> Provided data
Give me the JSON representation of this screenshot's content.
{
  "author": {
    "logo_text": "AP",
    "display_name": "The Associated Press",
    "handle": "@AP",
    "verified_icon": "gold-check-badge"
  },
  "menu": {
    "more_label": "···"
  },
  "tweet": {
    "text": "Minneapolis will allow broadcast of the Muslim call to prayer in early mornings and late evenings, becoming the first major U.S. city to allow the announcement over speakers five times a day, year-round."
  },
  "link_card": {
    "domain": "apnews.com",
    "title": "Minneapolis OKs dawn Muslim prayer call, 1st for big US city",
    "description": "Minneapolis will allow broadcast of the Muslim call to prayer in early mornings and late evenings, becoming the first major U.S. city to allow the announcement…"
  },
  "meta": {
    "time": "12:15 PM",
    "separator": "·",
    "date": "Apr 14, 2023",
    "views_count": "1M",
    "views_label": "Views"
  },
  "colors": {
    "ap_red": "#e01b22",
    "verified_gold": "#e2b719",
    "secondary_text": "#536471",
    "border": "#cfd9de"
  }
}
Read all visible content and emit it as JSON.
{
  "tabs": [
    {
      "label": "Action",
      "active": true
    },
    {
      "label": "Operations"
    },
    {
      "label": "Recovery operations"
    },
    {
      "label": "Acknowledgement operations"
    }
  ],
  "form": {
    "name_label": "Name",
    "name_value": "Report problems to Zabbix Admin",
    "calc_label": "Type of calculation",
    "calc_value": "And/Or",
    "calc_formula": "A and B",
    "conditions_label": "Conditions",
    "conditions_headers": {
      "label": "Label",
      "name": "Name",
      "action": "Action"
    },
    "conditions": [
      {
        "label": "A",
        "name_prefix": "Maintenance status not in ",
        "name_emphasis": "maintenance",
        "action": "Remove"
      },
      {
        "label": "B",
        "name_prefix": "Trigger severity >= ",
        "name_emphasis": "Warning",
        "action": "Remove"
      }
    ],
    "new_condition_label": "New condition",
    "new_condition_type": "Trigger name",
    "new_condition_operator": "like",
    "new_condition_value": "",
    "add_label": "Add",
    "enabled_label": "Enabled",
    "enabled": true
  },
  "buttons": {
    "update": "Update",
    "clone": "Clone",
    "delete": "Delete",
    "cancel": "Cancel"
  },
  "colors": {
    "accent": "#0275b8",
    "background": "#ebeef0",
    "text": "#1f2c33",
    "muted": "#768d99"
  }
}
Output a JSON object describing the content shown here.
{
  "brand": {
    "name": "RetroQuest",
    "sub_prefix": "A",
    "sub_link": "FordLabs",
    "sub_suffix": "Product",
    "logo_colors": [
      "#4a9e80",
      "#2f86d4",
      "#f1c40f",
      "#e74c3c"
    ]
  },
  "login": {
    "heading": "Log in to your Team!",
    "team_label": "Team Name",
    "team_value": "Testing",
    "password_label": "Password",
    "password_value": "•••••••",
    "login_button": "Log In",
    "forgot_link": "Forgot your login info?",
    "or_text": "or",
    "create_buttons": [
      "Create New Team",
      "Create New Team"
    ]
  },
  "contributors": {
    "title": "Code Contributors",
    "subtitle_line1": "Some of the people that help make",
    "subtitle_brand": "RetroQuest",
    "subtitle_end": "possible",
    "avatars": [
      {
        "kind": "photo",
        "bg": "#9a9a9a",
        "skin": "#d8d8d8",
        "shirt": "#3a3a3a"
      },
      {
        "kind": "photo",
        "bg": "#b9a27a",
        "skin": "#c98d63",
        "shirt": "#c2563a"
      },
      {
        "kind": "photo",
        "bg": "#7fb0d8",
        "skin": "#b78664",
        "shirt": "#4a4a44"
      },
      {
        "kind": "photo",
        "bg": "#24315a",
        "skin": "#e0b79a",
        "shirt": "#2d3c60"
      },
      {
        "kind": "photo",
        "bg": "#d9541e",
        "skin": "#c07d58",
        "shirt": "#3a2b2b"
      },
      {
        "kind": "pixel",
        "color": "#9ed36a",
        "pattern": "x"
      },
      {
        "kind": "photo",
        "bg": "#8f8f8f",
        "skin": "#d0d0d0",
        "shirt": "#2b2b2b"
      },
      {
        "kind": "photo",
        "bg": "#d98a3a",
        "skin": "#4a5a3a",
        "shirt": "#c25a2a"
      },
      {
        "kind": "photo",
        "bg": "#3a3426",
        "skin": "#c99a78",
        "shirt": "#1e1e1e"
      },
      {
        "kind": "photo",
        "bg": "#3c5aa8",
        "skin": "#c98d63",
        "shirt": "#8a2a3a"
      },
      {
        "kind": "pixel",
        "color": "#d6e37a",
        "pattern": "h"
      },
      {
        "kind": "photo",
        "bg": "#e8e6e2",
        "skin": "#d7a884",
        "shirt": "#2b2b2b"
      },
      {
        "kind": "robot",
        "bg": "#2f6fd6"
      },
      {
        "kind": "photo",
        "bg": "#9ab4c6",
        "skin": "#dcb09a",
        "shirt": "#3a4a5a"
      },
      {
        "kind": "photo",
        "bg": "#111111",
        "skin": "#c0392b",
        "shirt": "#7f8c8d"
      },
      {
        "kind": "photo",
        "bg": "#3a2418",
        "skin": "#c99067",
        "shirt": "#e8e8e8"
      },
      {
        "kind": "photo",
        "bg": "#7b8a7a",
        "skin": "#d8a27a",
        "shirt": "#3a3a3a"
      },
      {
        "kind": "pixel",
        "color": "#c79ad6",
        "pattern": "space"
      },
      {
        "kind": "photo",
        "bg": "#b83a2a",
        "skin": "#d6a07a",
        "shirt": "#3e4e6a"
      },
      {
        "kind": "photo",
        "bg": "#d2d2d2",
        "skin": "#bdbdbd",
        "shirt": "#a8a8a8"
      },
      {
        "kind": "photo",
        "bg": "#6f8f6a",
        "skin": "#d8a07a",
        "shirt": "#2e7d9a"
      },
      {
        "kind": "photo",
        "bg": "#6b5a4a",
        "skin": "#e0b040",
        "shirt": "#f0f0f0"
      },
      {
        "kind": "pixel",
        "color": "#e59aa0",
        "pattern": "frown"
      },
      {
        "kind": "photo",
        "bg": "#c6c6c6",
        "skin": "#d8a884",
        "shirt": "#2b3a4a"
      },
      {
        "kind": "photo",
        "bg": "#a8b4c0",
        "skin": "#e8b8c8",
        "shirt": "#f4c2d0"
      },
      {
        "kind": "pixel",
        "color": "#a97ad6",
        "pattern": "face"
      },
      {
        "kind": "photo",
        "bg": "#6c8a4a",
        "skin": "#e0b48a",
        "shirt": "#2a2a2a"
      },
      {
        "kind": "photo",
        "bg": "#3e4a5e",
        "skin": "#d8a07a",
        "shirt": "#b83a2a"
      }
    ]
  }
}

> What you are asked to do
Take the entries above and transcribe them in full.

> Exercise response
Give me the JSON representation of this screenshot's content.
{
  "author": {
    "logo_text": "AP",
    "display_name": "The Associated Press",
    "handle": "@AP",
    "verified_icon": "gold-check-badge"
  },
  "menu": {
    "more_label": "···"
  },
  "tweet": {
    "text": "Minneapolis will allow broadcast of the Muslim call to prayer in early mornings and late evenings, becoming the first major U.S. city to allow the announcement over speakers five times a day, year-round."
  },
  "link_card": {
    "domain": "apnews.com",
    "title": "Minneapolis OKs dawn Muslim prayer call, 1st for big US city",
    "description": "Minneapolis will allow broadcast of the Muslim call to prayer in early mornings and late evenings, becoming the first major U.S. city to allow the announcement…"
  },
  "meta": {
    "time": "12:15 PM",
    "separator": "·",
    "date": "Apr 14, 2023",
    "views_count": "1M",
    "views_label": "Views"
  },
  "colors": {
    "ap_red": "#e01b22",
    "verified_gold": "#e2b719",
    "secondary_text": "#536471",
    "border": "#cfd9de"
  }
}
Read all visible content and emit it as JSON.
{
  "tabs": [
    {
      "label": "Action",
      "active": true
    },
    {
      "label": "Operations"
    },
    {
      "label": "Recovery operations"
    },
    {
      "label": "Acknowledgement operations"
    }
  ],
  "form": {
    "name_label": "Name",
    "name_value": "Report problems to Zabbix Admin",
    "calc_label": "Type of calculation",
    "calc_value": "And/Or",
    "calc_formula": "A and B",
    "conditions_label": "Conditions",
    "conditions_headers": {
      "label": "Label",
      "name": "Name",
      "action": "Action"
    },
    "conditions": [
      {
        "label": "A",
        "name_prefix": "Maintenance status not in ",
        "name_emphasis": "maintenance",
        "action": "Remove"
      },
      {
        "label": "B",
        "name_prefix": "Trigger severity >= ",
        "name_emphasis": "Warning",
        "action": "Remove"
      }
    ],
    "new_condition_label": "New condition",
    "new_condition_type": "Trigger name",
    "new_condition_operator": "like",
    "new_condition_value": "",
    "add_label": "Add",
    "enabled_label": "Enabled",
    "enabled": true
  },
  "buttons": {
    "update": "Update",
    "clone": "Clone",
    "delete": "Delete",
    "cancel": "Cancel"
  },
  "colors": {
    "accent": "#0275b8",
    "background": "#ebeef0",
    "text": "#1f2c33",
    "muted": "#768d99"
  }
}
Output a JSON object describing the content shown here.
{
  "brand": {
    "name": "RetroQuest",
    "sub_prefix": "A",
    "sub_link": "FordLabs",
    "sub_suffix": "Product",
    "logo_colors": [
      "#4a9e80",
      "#2f86d4",
      "#f1c40f",
      "#e74c3c"
    ]
  },
  "login": {
    "heading": "Log in to your Team!",
    "team_label": "Team Name",
    "team_value": "Testing",
    "password_label": "Password",
    "password_value": "•••••••",
    "login_button": "Log In",
    "forgot_link": "Forgot your login info?",
    "or_text": "or",
    "create_buttons": [
      "Create New Team",
      "Create New Team"
    ]
  },
  "contributors": {
    "title": "Code Contributors",
    "subtitle_line1": "Some of the people that help make",
    "subtitle_brand": "RetroQuest",
    "subtitle_end": "possible",
    "avatars": [
      {
        "kind": "photo",
        "bg": "#9a9a9a",
        "skin": "#d8d8d8",
        "shirt": "#3a3a3a"
      },
      {
        "kind": "photo",
        "bg": "#b9a27a",
        "skin": "#c98d63",
        "shirt": "#c2563a"
      },
      {
        "kind": "photo",
        "bg": "#7fb0d8",
        "skin": "#b78664",
        "shirt": "#4a4a44"
      },
      {
        "kind": "photo",
        "bg": "#24315a",
        "skin": "#e0b79a",
        "shirt": "#2d3c60"
      },
      {
        "kind": "photo",
        "bg": "#d9541e",
        "skin": "#c07d58",
        "shirt": "#3a2b2b"
      },
      {
        "kind": "pixel",
        "color": "#9ed36a",
        "pattern": "x"
      },
      {
        "kind": "photo",
        "bg": "#8f8f8f",
        "skin": "#d0d0d0",
        "shirt": "#2b2b2b"
      },
      {
        "kind": "photo",
        "bg": "#d98a3a",
        "skin": "#4a5a3a",
        "shirt": "#c25a2a"
      },
      {
        "kind": "photo",
        "bg": "#3a3426",
        "skin": "#c99a78",
        "shirt": "#1e1e1e"
      },
      {
        "kind": "photo",
        "bg": "#3c5aa8",
        "skin": "#c98d63",
        "shirt": "#8a2a3a"
      },
      {
        "kind": "pixel",
        "color": "#d6e37a",
        "pattern": "h"
      },
      {
        "kind": "photo",
        "bg": "#e8e6e2",
        "skin": "#d7a884",
        "shirt": "#2b2b2b"
      },
      {
        "kind": "robot",
        "bg": "#2f6fd6"
      },
      {
        "kind": "photo",
        "bg": "#9ab4c6",
        "skin": "#dcb09a",
        "shirt": "#3a4a5a"
      },
      {
        "kind": "photo",
        "bg": "#111111",
        "skin": "#c0392b",
        "shirt": "#7f8c8d"
      },
      {
        "kind": "photo",
        "bg": "#3a2418",
        "skin": "#c99067",
        "shirt": "#e8e8e8"
      },
      {
        "kind": "photo",
        "bg": "#7b8a7a",
        "skin": "#d8a27a",
        "shirt": "#3a3a3a"
      },
      {
        "kind": "pixel",
        "color": "#c79ad6",
        "pattern": "space"
      },
      {
        "kind": "photo",
        "bg": "#b83a2a",
        "skin": "#d6a07a",
        "shirt": "#3e4e6a"
      },
      {
        "kind": "photo",
        "bg": "#d2d2d2",
        "skin": "#bdbdbd",
        "shirt": "#a8a8a8"
      },
      {
        "kind": "photo",
        "bg": "#6f8f6a",
        "skin": "#d8a07a",
        "shirt": "#2e7d9a"
      },
      {
        "kind": "photo",
        "bg": "#6b5a4a",
        "skin": "#e0b040",
        "shirt": "#f0f0f0"
      },
      {
        "kind": "pixel",
        "color": "#e59aa0",
        "pattern": "frown"
      },
      {
        "kind": "photo",
        "bg": "#c6c6c6",
        "skin": "#d8a884",
        "shirt": "#2b3a4a"
      },
      {
        "kind": "photo",
        "bg": "#a8b4c0",
        "skin": "#e8b8c8",
        "shirt": "#f4c2d0"
      },
      {
        "kind": "pixel",
        "color": "#a97ad6",
        "pattern": "face"
      },
      {
        "kind": "photo",
        "bg": "#6c8a4a",
        "skin": "#e0b48a",
        "shirt": "#2a2a2a"
      },
      {
        "kind": "photo",
        "bg": "#3e4a5e",
        "skin": "#d8a07a",
        "shirt": "#b83a2a"
      }
    ]
  }
}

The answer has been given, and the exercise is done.